Problem to work on:
In the material below, find all lines with the string "name" and copy them.

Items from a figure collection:

>> START

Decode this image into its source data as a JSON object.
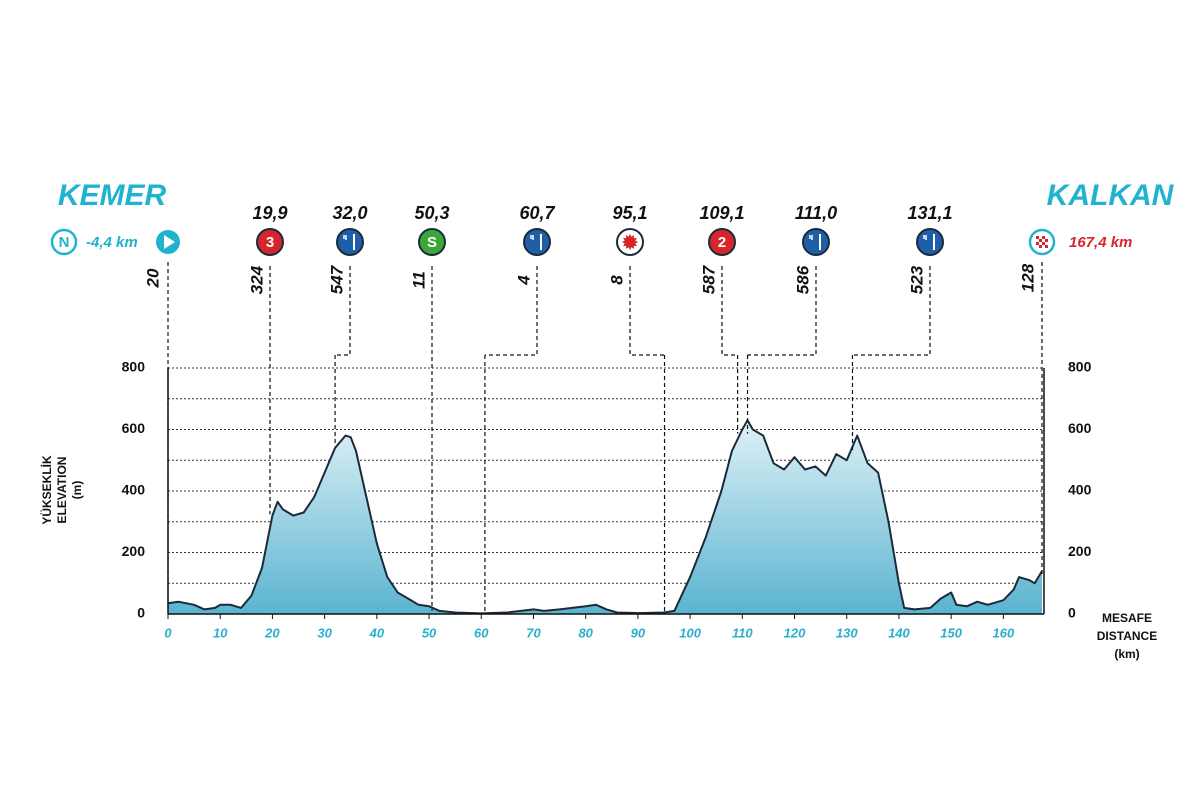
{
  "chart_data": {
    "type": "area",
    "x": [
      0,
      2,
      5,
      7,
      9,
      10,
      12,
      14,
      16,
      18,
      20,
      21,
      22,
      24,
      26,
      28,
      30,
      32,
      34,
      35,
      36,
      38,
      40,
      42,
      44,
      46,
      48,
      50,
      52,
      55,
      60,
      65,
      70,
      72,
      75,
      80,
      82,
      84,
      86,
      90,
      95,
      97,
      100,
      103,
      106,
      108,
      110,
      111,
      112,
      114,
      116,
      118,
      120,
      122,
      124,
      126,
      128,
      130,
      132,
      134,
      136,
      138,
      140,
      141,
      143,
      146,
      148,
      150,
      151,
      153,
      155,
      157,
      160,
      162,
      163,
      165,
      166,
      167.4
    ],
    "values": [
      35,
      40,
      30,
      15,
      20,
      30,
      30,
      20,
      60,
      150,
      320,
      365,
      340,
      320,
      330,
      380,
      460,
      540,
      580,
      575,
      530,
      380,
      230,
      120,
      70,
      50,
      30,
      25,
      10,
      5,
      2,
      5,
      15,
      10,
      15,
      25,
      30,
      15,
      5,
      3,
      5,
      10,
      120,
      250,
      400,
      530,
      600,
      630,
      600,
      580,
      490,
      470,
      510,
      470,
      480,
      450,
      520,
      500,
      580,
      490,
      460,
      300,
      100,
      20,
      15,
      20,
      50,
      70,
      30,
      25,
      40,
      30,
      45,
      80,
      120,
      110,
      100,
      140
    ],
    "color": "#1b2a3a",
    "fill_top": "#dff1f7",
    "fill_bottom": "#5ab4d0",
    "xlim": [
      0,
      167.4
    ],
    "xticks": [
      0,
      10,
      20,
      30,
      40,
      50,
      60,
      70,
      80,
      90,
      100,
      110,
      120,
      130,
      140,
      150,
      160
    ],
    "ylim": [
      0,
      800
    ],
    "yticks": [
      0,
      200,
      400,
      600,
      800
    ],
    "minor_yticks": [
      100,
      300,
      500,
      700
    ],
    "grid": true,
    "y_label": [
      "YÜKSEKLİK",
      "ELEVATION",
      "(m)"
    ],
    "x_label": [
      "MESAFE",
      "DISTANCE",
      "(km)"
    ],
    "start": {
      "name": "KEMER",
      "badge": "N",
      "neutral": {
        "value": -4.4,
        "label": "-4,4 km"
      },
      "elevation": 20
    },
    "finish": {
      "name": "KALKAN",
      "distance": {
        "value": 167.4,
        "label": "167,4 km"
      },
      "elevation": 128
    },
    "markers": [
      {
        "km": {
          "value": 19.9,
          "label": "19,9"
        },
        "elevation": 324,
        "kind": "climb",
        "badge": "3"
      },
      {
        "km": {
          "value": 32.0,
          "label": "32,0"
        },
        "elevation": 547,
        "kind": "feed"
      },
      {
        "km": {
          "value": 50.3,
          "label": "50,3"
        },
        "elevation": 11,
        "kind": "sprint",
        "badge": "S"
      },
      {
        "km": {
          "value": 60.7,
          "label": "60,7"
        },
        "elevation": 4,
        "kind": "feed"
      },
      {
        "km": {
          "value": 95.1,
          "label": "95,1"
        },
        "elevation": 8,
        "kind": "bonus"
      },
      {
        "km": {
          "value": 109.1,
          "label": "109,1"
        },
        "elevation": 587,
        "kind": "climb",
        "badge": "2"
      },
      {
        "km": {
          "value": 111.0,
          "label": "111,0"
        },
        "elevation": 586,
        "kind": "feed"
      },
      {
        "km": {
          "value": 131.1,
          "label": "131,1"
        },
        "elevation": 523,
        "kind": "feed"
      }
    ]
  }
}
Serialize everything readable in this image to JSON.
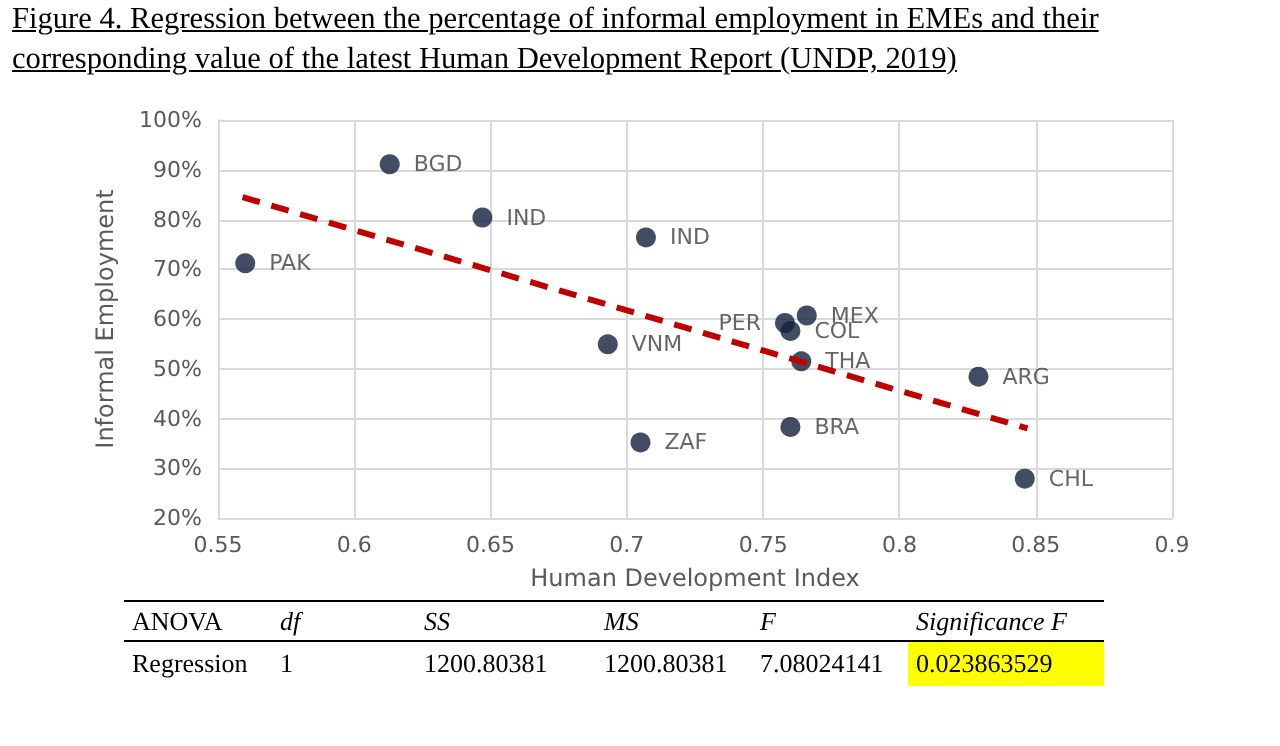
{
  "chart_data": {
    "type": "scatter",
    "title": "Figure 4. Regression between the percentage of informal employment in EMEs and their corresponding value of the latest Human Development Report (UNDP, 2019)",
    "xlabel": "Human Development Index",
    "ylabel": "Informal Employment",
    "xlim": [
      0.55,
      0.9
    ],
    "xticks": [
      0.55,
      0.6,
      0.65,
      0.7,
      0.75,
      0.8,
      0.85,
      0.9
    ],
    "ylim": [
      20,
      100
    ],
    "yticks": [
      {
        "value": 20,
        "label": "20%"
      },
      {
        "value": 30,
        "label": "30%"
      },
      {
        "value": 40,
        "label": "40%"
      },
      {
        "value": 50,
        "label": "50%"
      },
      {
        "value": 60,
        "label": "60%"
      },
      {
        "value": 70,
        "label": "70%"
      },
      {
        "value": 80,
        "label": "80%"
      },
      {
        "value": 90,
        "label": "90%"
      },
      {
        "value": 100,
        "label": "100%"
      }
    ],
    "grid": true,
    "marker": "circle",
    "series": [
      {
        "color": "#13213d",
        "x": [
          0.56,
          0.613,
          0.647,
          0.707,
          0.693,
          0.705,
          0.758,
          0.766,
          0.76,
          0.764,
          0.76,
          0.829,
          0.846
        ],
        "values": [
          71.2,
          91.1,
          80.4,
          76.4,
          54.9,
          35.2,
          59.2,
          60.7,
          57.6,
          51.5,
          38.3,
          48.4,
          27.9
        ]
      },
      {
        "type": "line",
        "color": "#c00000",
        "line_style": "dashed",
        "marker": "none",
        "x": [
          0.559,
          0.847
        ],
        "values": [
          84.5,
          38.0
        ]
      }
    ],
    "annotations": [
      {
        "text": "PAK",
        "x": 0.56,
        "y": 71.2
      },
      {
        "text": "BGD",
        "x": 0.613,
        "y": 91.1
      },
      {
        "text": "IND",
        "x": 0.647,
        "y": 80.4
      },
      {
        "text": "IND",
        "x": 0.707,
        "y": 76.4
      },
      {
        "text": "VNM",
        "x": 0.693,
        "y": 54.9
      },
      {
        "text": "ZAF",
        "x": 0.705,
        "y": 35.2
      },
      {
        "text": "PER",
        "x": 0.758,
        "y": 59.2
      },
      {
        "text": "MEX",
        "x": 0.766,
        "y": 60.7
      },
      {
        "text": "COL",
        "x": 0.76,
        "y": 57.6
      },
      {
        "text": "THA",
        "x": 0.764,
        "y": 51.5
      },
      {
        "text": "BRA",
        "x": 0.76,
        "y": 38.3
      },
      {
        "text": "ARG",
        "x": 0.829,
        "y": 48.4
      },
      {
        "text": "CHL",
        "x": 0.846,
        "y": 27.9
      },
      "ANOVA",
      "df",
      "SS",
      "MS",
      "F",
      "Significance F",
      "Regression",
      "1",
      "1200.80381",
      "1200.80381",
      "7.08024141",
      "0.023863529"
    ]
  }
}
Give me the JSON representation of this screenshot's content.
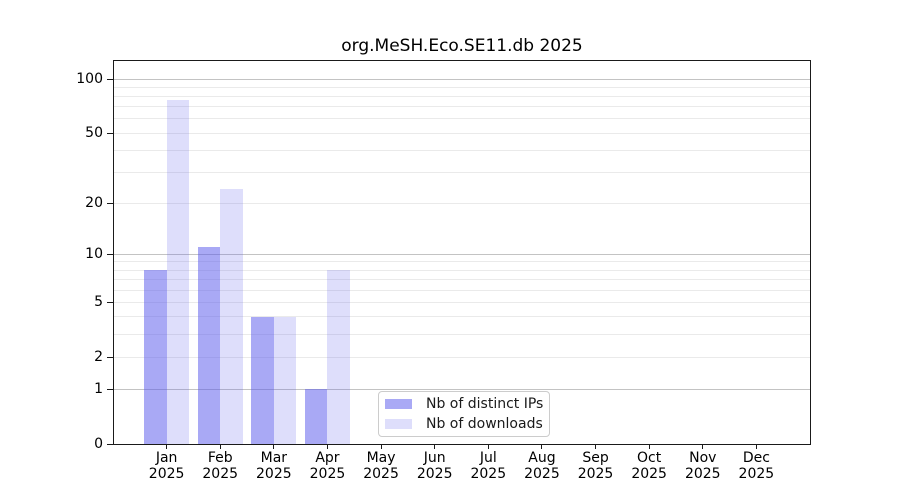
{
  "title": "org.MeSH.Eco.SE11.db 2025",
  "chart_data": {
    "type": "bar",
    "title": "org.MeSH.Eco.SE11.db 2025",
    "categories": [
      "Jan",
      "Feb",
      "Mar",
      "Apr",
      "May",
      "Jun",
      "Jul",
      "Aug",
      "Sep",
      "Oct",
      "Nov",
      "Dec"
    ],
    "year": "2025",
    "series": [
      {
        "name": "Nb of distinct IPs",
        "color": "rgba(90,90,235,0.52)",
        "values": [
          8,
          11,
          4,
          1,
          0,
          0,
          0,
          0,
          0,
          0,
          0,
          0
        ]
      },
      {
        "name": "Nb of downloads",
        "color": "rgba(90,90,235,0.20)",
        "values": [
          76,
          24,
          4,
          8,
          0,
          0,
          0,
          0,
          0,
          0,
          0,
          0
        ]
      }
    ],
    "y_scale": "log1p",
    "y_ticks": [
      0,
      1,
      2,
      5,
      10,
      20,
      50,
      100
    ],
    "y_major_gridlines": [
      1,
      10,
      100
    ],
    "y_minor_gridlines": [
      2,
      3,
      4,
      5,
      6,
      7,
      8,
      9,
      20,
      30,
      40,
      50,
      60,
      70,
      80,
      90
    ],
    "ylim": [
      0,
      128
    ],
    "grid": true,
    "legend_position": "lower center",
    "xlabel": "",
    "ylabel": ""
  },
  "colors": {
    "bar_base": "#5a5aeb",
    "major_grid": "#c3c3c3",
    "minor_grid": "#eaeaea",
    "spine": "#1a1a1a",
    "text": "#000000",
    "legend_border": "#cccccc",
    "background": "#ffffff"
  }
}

>> END

Task output:
      "name": "KEMER",
      "name": "KALKAN",
        "name": "Nb of distinct IPs",
        "name": "Nb of downloads",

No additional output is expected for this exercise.